**PROBLEM**
Return every line of the material exactly.

**PROVIDED MATERIAL**
────────────────────────────────────────

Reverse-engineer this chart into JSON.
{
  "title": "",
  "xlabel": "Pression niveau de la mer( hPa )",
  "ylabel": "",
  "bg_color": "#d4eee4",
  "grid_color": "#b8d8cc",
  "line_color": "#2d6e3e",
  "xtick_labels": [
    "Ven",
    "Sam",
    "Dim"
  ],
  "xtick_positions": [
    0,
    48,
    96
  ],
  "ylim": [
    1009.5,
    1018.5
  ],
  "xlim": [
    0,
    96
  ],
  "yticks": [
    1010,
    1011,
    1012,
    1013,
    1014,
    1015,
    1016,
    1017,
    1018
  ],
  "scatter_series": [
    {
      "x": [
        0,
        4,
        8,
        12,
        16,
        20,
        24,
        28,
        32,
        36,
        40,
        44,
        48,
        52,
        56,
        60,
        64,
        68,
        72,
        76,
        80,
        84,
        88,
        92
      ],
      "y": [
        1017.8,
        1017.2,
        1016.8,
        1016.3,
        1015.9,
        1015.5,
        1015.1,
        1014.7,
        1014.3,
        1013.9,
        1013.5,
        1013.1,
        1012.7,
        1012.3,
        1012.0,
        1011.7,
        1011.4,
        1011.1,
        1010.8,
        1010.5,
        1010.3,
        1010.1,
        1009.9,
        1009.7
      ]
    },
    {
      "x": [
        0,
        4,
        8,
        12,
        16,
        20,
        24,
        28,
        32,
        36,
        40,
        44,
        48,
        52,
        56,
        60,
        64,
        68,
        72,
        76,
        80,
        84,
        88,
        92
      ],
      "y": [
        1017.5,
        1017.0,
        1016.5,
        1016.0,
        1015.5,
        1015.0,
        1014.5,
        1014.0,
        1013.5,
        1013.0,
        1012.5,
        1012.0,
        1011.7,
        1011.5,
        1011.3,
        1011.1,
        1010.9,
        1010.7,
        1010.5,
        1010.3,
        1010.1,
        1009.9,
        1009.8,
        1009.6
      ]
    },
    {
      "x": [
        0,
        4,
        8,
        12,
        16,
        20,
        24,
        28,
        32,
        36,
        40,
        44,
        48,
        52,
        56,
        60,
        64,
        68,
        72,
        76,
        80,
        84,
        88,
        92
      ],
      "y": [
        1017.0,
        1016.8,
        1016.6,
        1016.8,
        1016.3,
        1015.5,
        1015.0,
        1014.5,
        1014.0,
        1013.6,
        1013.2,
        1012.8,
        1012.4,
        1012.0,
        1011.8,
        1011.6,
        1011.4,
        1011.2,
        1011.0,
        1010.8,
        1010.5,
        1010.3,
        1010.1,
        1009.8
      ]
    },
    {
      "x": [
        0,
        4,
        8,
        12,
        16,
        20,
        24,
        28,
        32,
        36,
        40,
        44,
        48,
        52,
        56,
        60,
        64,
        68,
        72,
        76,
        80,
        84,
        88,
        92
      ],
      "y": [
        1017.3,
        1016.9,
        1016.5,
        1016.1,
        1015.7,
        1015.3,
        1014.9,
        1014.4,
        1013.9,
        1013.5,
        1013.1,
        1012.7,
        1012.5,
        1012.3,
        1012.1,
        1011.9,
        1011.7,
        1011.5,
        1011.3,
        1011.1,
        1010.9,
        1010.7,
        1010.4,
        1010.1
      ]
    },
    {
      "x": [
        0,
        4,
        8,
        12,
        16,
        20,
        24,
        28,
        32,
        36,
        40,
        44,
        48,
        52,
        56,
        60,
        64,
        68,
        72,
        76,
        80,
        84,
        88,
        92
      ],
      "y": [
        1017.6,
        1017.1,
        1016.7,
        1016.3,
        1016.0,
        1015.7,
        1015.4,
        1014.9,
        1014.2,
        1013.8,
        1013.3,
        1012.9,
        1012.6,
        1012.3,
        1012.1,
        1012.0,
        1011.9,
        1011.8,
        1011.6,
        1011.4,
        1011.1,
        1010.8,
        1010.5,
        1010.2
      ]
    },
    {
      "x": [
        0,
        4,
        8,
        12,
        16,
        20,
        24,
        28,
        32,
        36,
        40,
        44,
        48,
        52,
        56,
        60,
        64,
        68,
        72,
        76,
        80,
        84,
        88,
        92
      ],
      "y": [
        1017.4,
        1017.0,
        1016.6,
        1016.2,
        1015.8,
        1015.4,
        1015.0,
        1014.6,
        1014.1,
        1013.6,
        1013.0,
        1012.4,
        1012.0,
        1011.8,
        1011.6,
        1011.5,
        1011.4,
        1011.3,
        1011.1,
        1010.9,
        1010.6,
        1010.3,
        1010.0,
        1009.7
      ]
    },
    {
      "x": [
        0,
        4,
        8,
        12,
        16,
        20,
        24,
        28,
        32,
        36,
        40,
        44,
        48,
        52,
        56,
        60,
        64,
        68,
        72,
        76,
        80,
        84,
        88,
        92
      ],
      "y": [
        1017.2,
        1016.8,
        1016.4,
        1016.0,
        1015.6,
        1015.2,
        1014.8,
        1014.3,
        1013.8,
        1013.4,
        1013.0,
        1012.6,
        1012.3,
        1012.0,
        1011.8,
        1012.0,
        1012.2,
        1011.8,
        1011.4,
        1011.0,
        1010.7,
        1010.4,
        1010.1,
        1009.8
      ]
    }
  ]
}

────────────────────────────────────────

**WORKED ANSWER**
Reverse-engineer this chart into JSON.
{
  "title": "",
  "xlabel": "Pression niveau de la mer( hPa )",
  "ylabel": "",
  "bg_color": "#d4eee4",
  "grid_color": "#b8d8cc",
  "line_color": "#2d6e3e",
  "xtick_labels": [
    "Ven",
    "Sam",
    "Dim"
  ],
  "xtick_positions": [
    0,
    48,
    96
  ],
  "ylim": [
    1009.5,
    1018.5
  ],
  "xlim": [
    0,
    96
  ],
  "yticks": [
    1010,
    1011,
    1012,
    1013,
    1014,
    1015,
    1016,
    1017,
    1018
  ],
  "scatter_series": [
    {
      "x": [
        0,
        4,
        8,
        12,
        16,
        20,
        24,
        28,
        32,
        36,
        40,
        44,
        48,
        52,
        56,
        60,
        64,
        68,
        72,
        76,
        80,
        84,
        88,
        92
      ],
      "y": [
        1017.8,
        1017.2,
        1016.8,
        1016.3,
        1015.9,
        1015.5,
        1015.1,
        1014.7,
        1014.3,
        1013.9,
        1013.5,
        1013.1,
        1012.7,
        1012.3,
        1012.0,
        1011.7,
        1011.4,
        1011.1,
        1010.8,
        1010.5,
        1010.3,
        1010.1,
        1009.9,
        1009.7
      ]
    },
    {
      "x": [
        0,
        4,
        8,
        12,
        16,
        20,
        24,
        28,
        32,
        36,
        40,
        44,
        48,
        52,
        56,
        60,
        64,
        68,
        72,
        76,
        80,
        84,
        88,
        92
      ],
      "y": [
        1017.5,
        1017.0,
        1016.5,
        1016.0,
        1015.5,
        1015.0,
        1014.5,
        1014.0,
        1013.5,
        1013.0,
        1012.5,
        1012.0,
        1011.7,
        1011.5,
        1011.3,
        1011.1,
        1010.9,
        1010.7,
        1010.5,
        1010.3,
        1010.1,
        1009.9,
        1009.8,
        1009.6
      ]
    },
    {
      "x": [
        0,
        4,
        8,
        12,
        16,
        20,
        24,
        28,
        32,
        36,
        40,
        44,
        48,
        52,
        56,
        60,
        64,
        68,
        72,
        76,
        80,
        84,
        88,
        92
      ],
      "y": [
        1017.0,
        1016.8,
        1016.6,
        1016.8,
        1016.3,
        1015.5,
        1015.0,
        1014.5,
        1014.0,
        1013.6,
        1013.2,
        1012.8,
        1012.4,
        1012.0,
        1011.8,
        1011.6,
        1011.4,
        1011.2,
        1011.0,
        1010.8,
        1010.5,
        1010.3,
        1010.1,
        1009.8
      ]
    },
    {
      "x": [
        0,
        4,
        8,
        12,
        16,
        20,
        24,
        28,
        32,
        36,
        40,
        44,
        48,
        52,
        56,
        60,
        64,
        68,
        72,
        76,
        80,
        84,
        88,
        92
      ],
      "y": [
        1017.3,
        1016.9,
        1016.5,
        1016.1,
        1015.7,
        1015.3,
        1014.9,
        1014.4,
        1013.9,
        1013.5,
        1013.1,
        1012.7,
        1012.5,
        1012.3,
        1012.1,
        1011.9,
        1011.7,
        1011.5,
        1011.3,
        1011.1,
        1010.9,
        1010.7,
        1010.4,
        1010.1
      ]
    },
    {
      "x": [
        0,
        4,
        8,
        12,
        16,
        20,
        24,
        28,
        32,
        36,
        40,
        44,
        48,
        52,
        56,
        60,
        64,
        68,
        72,
        76,
        80,
        84,
        88,
        92
      ],
      "y": [
        1017.6,
        1017.1,
        1016.7,
        1016.3,
        1016.0,
        1015.7,
        1015.4,
        1014.9,
        1014.2,
        1013.8,
        1013.3,
        1012.9,
        1012.6,
        1012.3,
        1012.1,
        1012.0,
        1011.9,
        1011.8,
        1011.6,
        1011.4,
        1011.1,
        1010.8,
        1010.5,
        1010.2
      ]
    },
    {
      "x": [
        0,
        4,
        8,
        12,
        16,
        20,
        24,
        28,
        32,
        36,
        40,
        44,
        48,
        52,
        56,
        60,
        64,
        68,
        72,
        76,
        80,
        84,
        88,
        92
      ],
      "y": [
        1017.4,
        1017.0,
        1016.6,
        1016.2,
        1015.8,
        1015.4,
        1015.0,
        1014.6,
        1014.1,
        1013.6,
        1013.0,
        1012.4,
        1012.0,
        1011.8,
        1011.6,
        1011.5,
        1011.4,
        1011.3,
        1011.1,
        1010.9,
        1010.6,
        1010.3,
        1010.0,
        1009.7
      ]
    },
    {
      "x": [
        0,
        4,
        8,
        12,
        16,
        20,
        24,
        28,
        32,
        36,
        40,
        44,
        48,
        52,
        56,
        60,
        64,
        68,
        72,
        76,
        80,
        84,
        88,
        92
      ],
      "y": [
        1017.2,
        1016.8,
        1016.4,
        1016.0,
        1015.6,
        1015.2,
        1014.8,
        1014.3,
        1013.8,
        1013.4,
        1013.0,
        1012.6,
        1012.3,
        1012.0,
        1011.8,
        1012.0,
        1012.2,
        1011.8,
        1011.4,
        1011.0,
        1010.7,
        1010.4,
        1010.1,
        1009.8
      ]
    }
  ]
}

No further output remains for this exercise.